begin INPUT RECORDS

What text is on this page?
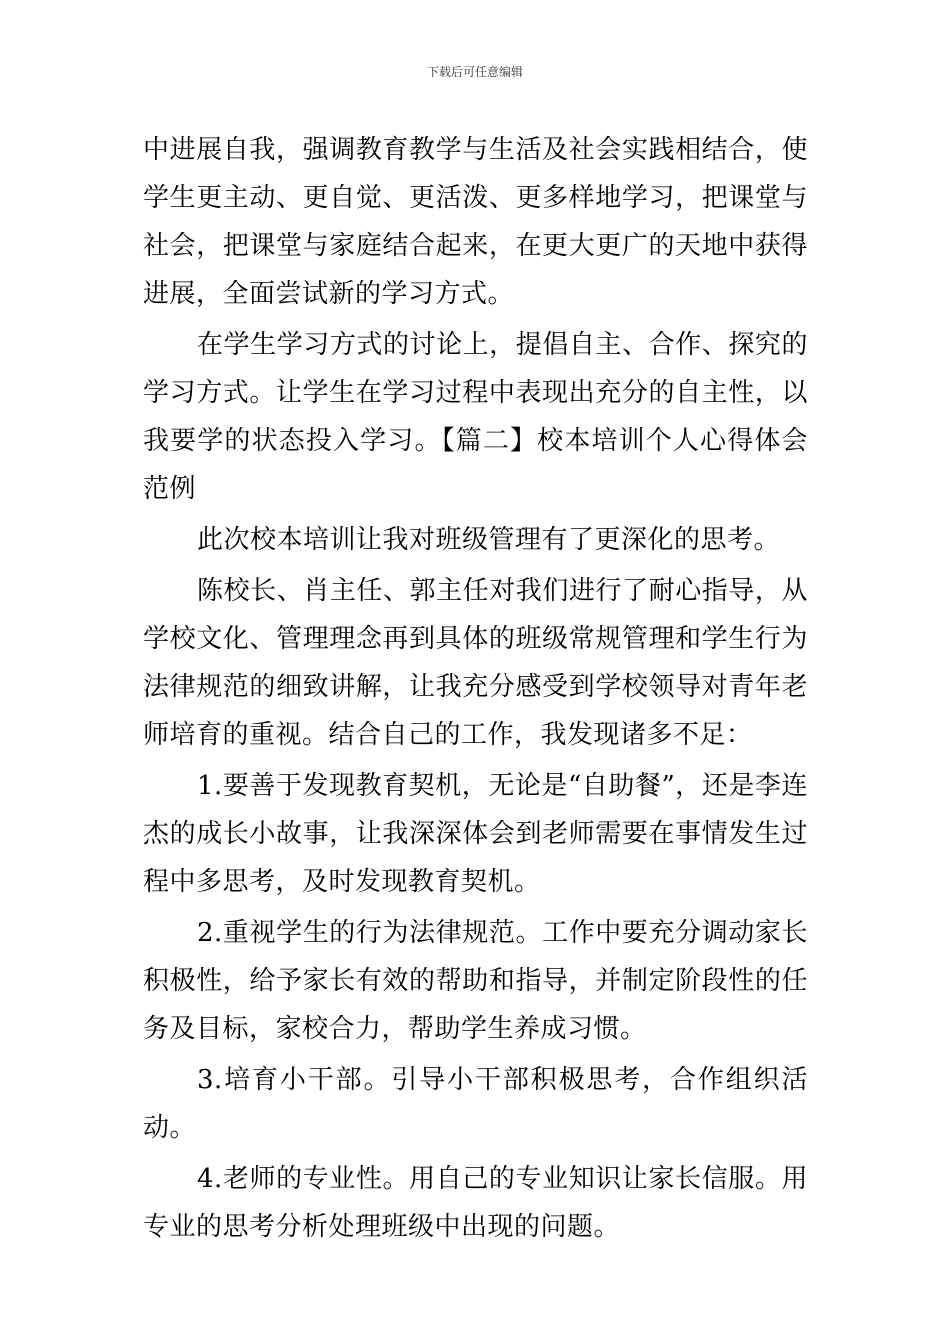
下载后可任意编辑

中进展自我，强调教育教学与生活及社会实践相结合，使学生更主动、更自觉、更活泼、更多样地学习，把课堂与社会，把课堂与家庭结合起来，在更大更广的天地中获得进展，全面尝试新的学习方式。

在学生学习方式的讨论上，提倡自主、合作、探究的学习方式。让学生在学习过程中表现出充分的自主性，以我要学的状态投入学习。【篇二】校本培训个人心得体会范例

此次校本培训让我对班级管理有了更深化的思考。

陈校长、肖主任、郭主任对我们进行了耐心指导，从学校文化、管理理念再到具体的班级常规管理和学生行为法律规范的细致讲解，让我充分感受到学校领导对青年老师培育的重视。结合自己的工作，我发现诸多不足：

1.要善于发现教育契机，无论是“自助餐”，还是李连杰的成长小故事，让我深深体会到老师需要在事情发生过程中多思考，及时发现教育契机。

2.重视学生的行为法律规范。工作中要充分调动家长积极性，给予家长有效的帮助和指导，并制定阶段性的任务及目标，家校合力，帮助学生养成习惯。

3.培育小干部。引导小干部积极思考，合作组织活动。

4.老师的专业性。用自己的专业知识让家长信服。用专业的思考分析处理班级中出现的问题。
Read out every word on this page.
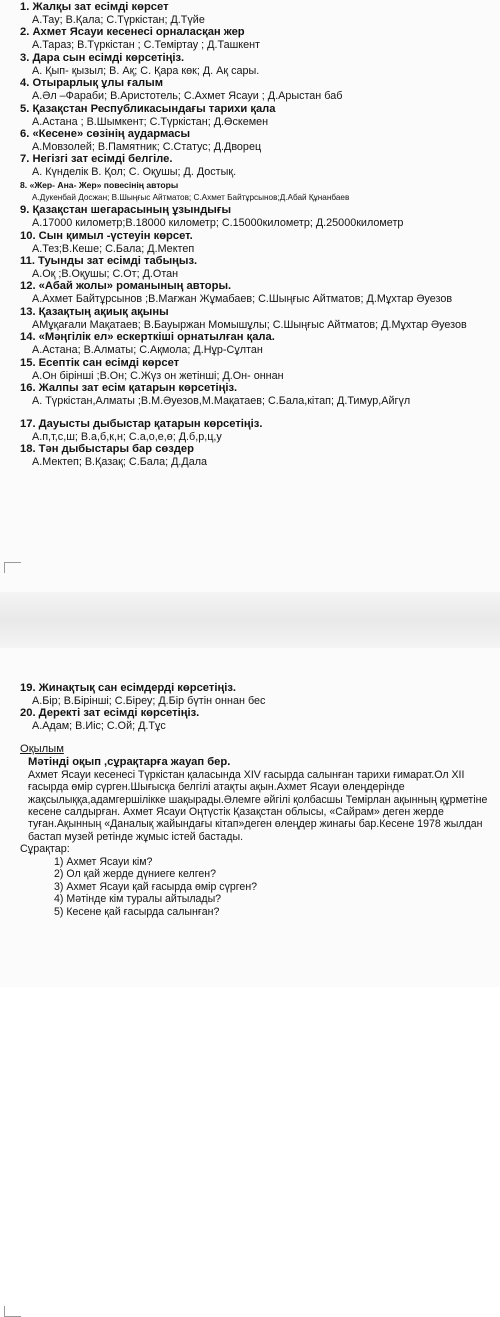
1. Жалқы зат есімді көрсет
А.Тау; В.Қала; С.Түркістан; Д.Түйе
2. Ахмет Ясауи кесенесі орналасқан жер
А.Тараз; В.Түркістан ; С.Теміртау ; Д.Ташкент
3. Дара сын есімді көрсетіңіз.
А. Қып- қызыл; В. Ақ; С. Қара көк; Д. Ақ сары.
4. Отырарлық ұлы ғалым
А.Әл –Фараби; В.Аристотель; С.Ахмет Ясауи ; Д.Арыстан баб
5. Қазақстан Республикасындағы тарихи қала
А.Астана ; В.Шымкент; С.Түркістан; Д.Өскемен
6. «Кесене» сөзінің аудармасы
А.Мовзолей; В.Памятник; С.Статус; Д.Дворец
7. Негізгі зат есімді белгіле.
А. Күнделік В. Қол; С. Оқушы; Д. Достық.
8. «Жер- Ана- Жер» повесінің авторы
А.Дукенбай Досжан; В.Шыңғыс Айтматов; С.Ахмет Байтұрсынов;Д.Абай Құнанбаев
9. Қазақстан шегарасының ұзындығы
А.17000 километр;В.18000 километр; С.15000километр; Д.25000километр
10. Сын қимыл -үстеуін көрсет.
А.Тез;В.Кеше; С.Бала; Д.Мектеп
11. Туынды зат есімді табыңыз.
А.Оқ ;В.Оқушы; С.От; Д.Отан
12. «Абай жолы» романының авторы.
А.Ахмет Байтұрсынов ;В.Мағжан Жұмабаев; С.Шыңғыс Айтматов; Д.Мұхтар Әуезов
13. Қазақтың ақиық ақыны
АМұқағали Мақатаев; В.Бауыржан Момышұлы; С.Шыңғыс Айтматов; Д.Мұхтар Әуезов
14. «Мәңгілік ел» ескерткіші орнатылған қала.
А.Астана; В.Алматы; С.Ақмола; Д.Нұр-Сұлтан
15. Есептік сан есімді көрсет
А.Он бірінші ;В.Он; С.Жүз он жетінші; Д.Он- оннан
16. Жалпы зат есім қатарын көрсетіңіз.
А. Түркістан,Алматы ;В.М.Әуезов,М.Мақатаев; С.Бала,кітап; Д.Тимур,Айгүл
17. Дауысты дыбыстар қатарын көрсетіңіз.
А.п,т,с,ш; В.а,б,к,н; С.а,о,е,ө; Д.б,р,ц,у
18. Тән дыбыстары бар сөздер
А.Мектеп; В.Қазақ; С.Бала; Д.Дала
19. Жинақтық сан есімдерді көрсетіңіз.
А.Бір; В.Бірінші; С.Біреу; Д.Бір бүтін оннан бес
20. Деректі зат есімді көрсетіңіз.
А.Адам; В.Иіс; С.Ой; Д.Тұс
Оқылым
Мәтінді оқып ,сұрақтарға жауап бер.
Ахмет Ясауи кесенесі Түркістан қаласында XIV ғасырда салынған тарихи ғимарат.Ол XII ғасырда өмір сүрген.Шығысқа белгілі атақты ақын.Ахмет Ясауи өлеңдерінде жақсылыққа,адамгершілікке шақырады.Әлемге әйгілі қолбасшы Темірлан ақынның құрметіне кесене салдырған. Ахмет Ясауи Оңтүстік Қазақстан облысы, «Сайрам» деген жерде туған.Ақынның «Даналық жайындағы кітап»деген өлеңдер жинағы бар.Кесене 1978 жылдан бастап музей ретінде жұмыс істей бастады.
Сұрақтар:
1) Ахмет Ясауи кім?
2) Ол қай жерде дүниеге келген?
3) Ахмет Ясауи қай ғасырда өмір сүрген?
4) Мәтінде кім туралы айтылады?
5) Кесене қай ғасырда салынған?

end INPUT RECORDS

YOUR INSTRUCTIONS:
State how many lines of the records above contain the word "жерде", giving only that number.

THE SOLUTION:
2